- GIVEN REQUEST: Restate the entries below verbatim.

- PROVIDED INFORMATION:

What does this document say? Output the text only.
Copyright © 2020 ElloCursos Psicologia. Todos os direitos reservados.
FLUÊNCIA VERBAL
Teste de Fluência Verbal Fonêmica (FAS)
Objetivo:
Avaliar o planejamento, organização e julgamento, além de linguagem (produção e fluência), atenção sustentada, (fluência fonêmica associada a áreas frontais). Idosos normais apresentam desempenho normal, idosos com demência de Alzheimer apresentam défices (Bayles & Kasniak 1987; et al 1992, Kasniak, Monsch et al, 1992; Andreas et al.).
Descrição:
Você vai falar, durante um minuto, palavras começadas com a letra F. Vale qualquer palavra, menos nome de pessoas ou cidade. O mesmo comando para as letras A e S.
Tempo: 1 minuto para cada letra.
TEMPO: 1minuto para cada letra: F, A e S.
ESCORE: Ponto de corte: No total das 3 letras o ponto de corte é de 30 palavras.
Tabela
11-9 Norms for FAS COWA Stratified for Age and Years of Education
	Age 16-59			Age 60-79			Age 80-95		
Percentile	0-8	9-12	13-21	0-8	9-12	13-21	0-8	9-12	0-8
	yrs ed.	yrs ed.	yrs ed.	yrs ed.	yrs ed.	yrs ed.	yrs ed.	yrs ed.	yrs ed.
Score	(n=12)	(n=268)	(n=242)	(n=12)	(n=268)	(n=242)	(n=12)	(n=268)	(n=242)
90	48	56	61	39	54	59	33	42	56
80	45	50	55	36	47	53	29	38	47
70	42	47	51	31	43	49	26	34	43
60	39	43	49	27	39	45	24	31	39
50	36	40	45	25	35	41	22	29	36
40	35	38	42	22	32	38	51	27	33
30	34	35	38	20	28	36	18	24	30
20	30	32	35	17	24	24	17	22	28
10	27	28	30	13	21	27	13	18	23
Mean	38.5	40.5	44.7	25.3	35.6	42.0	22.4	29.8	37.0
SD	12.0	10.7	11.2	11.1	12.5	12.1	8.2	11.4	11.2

- CORRECT RESULT:
What does this document say? Output the text only.
Copyright © 2020 ElloCursos Psicologia. Todos os direitos reservados.
FLUÊNCIA VERBAL
Teste de Fluência Verbal Fonêmica (FAS)
Objetivo:
Avaliar o planejamento, organização e julgamento, além de linguagem (produção e fluência), atenção sustentada, (fluência fonêmica associada a áreas frontais). Idosos normais apresentam desempenho normal, idosos com demência de Alzheimer apresentam défices (Bayles & Kasniak 1987; et al 1992, Kasniak, Monsch et al, 1992; Andreas et al.).
Descrição:
Você vai falar, durante um minuto, palavras começadas com a letra F. Vale qualquer palavra, menos nome de pessoas ou cidade. O mesmo comando para as letras A e S.
Tempo: 1 minuto para cada letra.
TEMPO: 1minuto para cada letra: F, A e S.
ESCORE: Ponto de corte: No total das 3 letras o ponto de corte é de 30 palavras.
Tabela
11-9 Norms for FAS COWA Stratified for Age and Years of Education
	Age 16-59			Age 60-79			Age 80-95		
Percentile	0-8	9-12	13-21	0-8	9-12	13-21	0-8	9-12	0-8
	yrs ed.	yrs ed.	yrs ed.	yrs ed.	yrs ed.	yrs ed.	yrs ed.	yrs ed.	yrs ed.
Score	(n=12)	(n=268)	(n=242)	(n=12)	(n=268)	(n=242)	(n=12)	(n=268)	(n=242)
90	48	56	61	39	54	59	33	42	56
80	45	50	55	36	47	53	29	38	47
70	42	47	51	31	43	49	26	34	43
60	39	43	49	27	39	45	24	31	39
50	36	40	45	25	35	41	22	29	36
40	35	38	42	22	32	38	51	27	33
30	34	35	38	20	28	36	18	24	30
20	30	32	35	17	24	24	17	22	28
10	27	28	30	13	21	27	13	18	23
Mean	38.5	40.5	44.7	25.3	35.6	42.0	22.4	29.8	37.0
SD	12.0	10.7	11.2	11.1	12.5	12.1	8.2	11.4	11.2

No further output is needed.